# JOB:
Reproduce the listing below exactly. Pictures do not belong in the copy.

Extracts from a graphics dataset
++++++
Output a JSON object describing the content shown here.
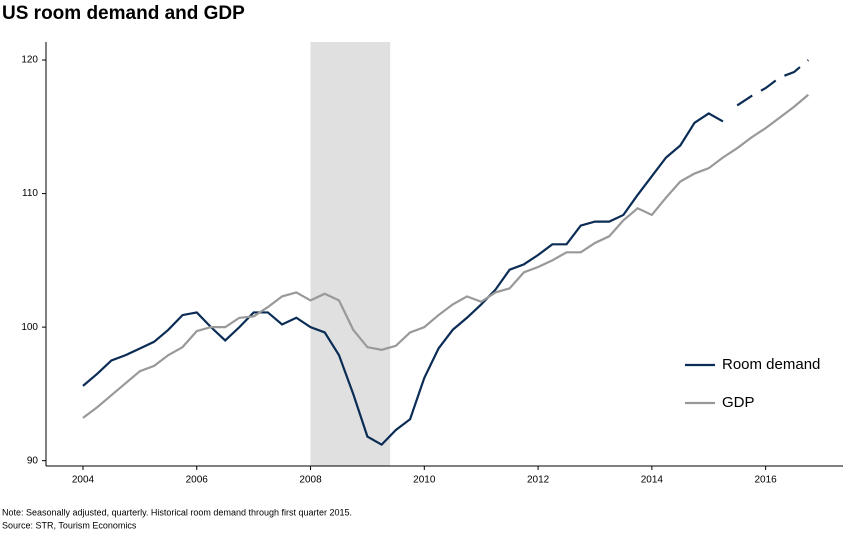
{
  "chart_data": {
    "type": "line",
    "title": "US room demand and GDP",
    "notes": [
      "Note: Seasonally adjusted, quarterly. Historical room demand through first quarter 2015.",
      "Source: STR, Tourism Economics"
    ],
    "x": [
      2004.0,
      2004.25,
      2004.5,
      2004.75,
      2005.0,
      2005.25,
      2005.5,
      2005.75,
      2006.0,
      2006.25,
      2006.5,
      2006.75,
      2007.0,
      2007.25,
      2007.5,
      2007.75,
      2008.0,
      2008.25,
      2008.5,
      2008.75,
      2009.0,
      2009.25,
      2009.5,
      2009.75,
      2010.0,
      2010.25,
      2010.5,
      2010.75,
      2011.0,
      2011.25,
      2011.5,
      2011.75,
      2012.0,
      2012.25,
      2012.5,
      2012.75,
      2013.0,
      2013.25,
      2013.5,
      2013.75,
      2014.0,
      2014.25,
      2014.5,
      2014.75,
      2015.0,
      2015.25,
      2015.5,
      2015.75,
      2016.0,
      2016.25,
      2016.5,
      2016.75
    ],
    "series": [
      {
        "name": "Room demand",
        "color": "#0b2d55",
        "dashed_from": 2015.5,
        "values": [
          95.6,
          96.5,
          97.5,
          97.9,
          98.4,
          98.9,
          99.8,
          100.9,
          101.1,
          100.0,
          99.0,
          100.0,
          101.1,
          101.1,
          100.2,
          100.7,
          100.0,
          99.6,
          97.9,
          95.0,
          91.8,
          91.2,
          92.3,
          93.1,
          96.2,
          98.4,
          99.8,
          100.7,
          101.7,
          102.8,
          104.3,
          104.7,
          105.4,
          106.2,
          106.2,
          107.6,
          107.9,
          107.9,
          108.4,
          109.9,
          111.3,
          112.7,
          113.6,
          115.3,
          116.0,
          115.4,
          116.6,
          117.3,
          117.9,
          118.7,
          119.1,
          120.0
        ]
      },
      {
        "name": "GDP",
        "color": "#999999",
        "values": [
          93.2,
          94.0,
          94.9,
          95.8,
          96.7,
          97.1,
          97.9,
          98.5,
          99.7,
          100.0,
          100.0,
          100.7,
          100.8,
          101.5,
          102.3,
          102.6,
          102.0,
          102.5,
          102.0,
          99.8,
          98.5,
          98.3,
          98.6,
          99.6,
          100.0,
          100.9,
          101.7,
          102.3,
          101.9,
          102.6,
          102.9,
          104.1,
          104.5,
          105.0,
          105.6,
          105.6,
          106.3,
          106.8,
          108.0,
          108.9,
          108.4,
          109.7,
          110.9,
          111.5,
          111.9,
          112.7,
          113.4,
          114.2,
          114.9,
          115.7,
          116.5,
          117.4
        ]
      }
    ],
    "shaded_x": [
      2008,
      2009.4
    ],
    "shade_color": "#e0e0e0",
    "xlim": [
      2003.35,
      2017.36
    ],
    "xticks": [
      2004,
      2006,
      2008,
      2010,
      2012,
      2014,
      2016
    ],
    "ylim": [
      89.6,
      121.35
    ],
    "yticks": [
      90,
      100,
      110,
      120
    ],
    "legend": "lower right",
    "grid": false
  }
}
++++++
# SOLUTION TO THIS PROBLEM:
Output a JSON object describing the content shown here.
{
  "chart_data": {
    "type": "line",
    "title": "US room demand and GDP",
    "notes": [
      "Note: Seasonally adjusted, quarterly. Historical room demand through first quarter 2015.",
      "Source: STR, Tourism Economics"
    ],
    "x": [
      2004.0,
      2004.25,
      2004.5,
      2004.75,
      2005.0,
      2005.25,
      2005.5,
      2005.75,
      2006.0,
      2006.25,
      2006.5,
      2006.75,
      2007.0,
      2007.25,
      2007.5,
      2007.75,
      2008.0,
      2008.25,
      2008.5,
      2008.75,
      2009.0,
      2009.25,
      2009.5,
      2009.75,
      2010.0,
      2010.25,
      2010.5,
      2010.75,
      2011.0,
      2011.25,
      2011.5,
      2011.75,
      2012.0,
      2012.25,
      2012.5,
      2012.75,
      2013.0,
      2013.25,
      2013.5,
      2013.75,
      2014.0,
      2014.25,
      2014.5,
      2014.75,
      2015.0,
      2015.25,
      2015.5,
      2015.75,
      2016.0,
      2016.25,
      2016.5,
      2016.75
    ],
    "series": [
      {
        "name": "Room demand",
        "color": "#0b2d55",
        "dashed_from": 2015.5,
        "values": [
          95.6,
          96.5,
          97.5,
          97.9,
          98.4,
          98.9,
          99.8,
          100.9,
          101.1,
          100.0,
          99.0,
          100.0,
          101.1,
          101.1,
          100.2,
          100.7,
          100.0,
          99.6,
          97.9,
          95.0,
          91.8,
          91.2,
          92.3,
          93.1,
          96.2,
          98.4,
          99.8,
          100.7,
          101.7,
          102.8,
          104.3,
          104.7,
          105.4,
          106.2,
          106.2,
          107.6,
          107.9,
          107.9,
          108.4,
          109.9,
          111.3,
          112.7,
          113.6,
          115.3,
          116.0,
          115.4,
          116.6,
          117.3,
          117.9,
          118.7,
          119.1,
          120.0
        ]
      },
      {
        "name": "GDP",
        "color": "#999999",
        "values": [
          93.2,
          94.0,
          94.9,
          95.8,
          96.7,
          97.1,
          97.9,
          98.5,
          99.7,
          100.0,
          100.0,
          100.7,
          100.8,
          101.5,
          102.3,
          102.6,
          102.0,
          102.5,
          102.0,
          99.8,
          98.5,
          98.3,
          98.6,
          99.6,
          100.0,
          100.9,
          101.7,
          102.3,
          101.9,
          102.6,
          102.9,
          104.1,
          104.5,
          105.0,
          105.6,
          105.6,
          106.3,
          106.8,
          108.0,
          108.9,
          108.4,
          109.7,
          110.9,
          111.5,
          111.9,
          112.7,
          113.4,
          114.2,
          114.9,
          115.7,
          116.5,
          117.4
        ]
      }
    ],
    "shaded_x": [
      2008,
      2009.4
    ],
    "shade_color": "#e0e0e0",
    "xlim": [
      2003.35,
      2017.36
    ],
    "xticks": [
      2004,
      2006,
      2008,
      2010,
      2012,
      2014,
      2016
    ],
    "ylim": [
      89.6,
      121.35
    ],
    "yticks": [
      90,
      100,
      110,
      120
    ],
    "legend": "lower right",
    "grid": false
  }
}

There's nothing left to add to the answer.